Supplied data
######

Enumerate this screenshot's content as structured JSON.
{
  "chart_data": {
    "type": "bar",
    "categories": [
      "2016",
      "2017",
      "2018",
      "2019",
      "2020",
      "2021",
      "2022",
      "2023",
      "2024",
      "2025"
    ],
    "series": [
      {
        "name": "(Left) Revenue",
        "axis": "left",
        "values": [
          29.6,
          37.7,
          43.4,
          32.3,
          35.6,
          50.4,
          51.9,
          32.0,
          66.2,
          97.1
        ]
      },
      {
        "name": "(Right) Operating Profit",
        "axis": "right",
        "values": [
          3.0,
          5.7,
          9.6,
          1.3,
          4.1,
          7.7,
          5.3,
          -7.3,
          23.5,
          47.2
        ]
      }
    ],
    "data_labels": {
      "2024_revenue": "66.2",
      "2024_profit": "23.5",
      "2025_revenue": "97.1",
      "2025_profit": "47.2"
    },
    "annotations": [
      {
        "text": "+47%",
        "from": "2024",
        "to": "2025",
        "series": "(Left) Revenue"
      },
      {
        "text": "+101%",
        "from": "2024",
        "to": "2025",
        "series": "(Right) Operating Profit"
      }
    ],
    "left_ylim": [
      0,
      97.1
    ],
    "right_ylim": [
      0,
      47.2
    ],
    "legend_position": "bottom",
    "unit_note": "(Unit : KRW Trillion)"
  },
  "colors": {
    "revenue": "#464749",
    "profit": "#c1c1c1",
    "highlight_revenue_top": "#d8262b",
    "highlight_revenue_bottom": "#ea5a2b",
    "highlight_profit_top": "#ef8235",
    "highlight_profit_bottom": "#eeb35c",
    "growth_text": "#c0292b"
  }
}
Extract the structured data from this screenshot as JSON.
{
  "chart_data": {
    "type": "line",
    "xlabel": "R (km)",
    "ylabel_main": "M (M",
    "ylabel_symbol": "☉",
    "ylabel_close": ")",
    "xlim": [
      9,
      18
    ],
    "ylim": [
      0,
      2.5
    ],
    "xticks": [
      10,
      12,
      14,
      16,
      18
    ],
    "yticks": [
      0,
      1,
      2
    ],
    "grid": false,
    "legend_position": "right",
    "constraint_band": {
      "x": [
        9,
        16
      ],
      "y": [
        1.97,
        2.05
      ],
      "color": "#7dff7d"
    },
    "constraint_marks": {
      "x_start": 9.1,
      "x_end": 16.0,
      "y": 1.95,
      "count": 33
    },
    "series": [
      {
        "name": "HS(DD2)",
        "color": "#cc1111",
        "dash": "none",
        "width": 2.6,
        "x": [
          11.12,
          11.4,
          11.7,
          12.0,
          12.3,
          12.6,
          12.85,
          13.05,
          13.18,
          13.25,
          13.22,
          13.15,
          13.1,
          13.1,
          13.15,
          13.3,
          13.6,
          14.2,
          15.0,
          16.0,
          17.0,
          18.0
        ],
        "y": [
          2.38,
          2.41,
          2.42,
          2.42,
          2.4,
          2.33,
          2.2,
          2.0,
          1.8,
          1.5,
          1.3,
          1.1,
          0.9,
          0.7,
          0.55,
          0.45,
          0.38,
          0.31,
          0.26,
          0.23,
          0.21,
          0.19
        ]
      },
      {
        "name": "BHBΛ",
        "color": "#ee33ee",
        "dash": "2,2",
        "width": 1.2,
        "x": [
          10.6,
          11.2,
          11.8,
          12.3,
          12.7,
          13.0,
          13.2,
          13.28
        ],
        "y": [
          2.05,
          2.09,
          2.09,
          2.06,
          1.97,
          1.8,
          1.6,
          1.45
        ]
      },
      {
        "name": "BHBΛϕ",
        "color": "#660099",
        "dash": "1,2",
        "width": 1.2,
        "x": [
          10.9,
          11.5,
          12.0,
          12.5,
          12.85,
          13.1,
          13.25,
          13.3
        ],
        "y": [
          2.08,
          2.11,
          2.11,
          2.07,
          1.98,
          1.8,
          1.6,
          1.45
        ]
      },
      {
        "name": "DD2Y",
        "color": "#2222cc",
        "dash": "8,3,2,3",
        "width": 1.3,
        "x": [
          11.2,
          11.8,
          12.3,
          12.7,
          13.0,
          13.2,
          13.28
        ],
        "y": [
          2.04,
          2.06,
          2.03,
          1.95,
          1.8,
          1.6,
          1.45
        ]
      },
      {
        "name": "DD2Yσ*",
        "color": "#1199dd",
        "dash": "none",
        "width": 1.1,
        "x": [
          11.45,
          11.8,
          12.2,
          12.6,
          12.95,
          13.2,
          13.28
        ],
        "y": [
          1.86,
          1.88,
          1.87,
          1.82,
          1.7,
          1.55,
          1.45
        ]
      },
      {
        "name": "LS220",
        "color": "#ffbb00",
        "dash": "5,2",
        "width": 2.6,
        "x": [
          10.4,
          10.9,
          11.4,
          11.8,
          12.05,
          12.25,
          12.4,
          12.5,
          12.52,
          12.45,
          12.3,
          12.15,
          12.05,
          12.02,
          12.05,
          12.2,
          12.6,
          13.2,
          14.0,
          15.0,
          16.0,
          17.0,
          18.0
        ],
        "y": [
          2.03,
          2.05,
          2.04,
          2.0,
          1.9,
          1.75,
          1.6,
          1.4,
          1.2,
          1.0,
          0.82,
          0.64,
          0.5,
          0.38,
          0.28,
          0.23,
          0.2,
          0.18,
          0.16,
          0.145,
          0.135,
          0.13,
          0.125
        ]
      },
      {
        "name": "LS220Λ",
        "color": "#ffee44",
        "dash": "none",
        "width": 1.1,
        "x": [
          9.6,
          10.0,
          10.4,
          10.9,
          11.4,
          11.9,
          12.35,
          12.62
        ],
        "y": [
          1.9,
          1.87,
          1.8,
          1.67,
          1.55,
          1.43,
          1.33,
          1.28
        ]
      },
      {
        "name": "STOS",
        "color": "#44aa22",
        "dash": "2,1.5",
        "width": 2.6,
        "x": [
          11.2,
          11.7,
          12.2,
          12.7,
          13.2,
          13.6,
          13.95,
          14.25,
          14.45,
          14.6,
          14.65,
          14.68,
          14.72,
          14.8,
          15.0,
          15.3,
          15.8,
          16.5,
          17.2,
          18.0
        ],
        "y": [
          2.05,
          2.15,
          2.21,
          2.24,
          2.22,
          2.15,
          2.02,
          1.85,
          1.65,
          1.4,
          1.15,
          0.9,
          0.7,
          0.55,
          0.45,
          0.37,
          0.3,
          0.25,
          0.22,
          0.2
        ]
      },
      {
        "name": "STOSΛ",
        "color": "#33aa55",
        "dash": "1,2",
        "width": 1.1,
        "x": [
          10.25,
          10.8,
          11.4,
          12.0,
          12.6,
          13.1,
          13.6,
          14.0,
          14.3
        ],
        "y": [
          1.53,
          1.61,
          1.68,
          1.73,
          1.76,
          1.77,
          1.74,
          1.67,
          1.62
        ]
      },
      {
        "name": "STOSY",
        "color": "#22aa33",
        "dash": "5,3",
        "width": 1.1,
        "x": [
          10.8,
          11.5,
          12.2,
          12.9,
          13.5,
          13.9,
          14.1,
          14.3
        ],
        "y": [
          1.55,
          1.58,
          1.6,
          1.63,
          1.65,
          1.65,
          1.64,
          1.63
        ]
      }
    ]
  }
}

######

Written request
Pick out the lines above that hold the string "this" and show them.

Output below
Enumerate this screenshot's content as structured JSON.
Extract the structured data from this screenshot as JSON.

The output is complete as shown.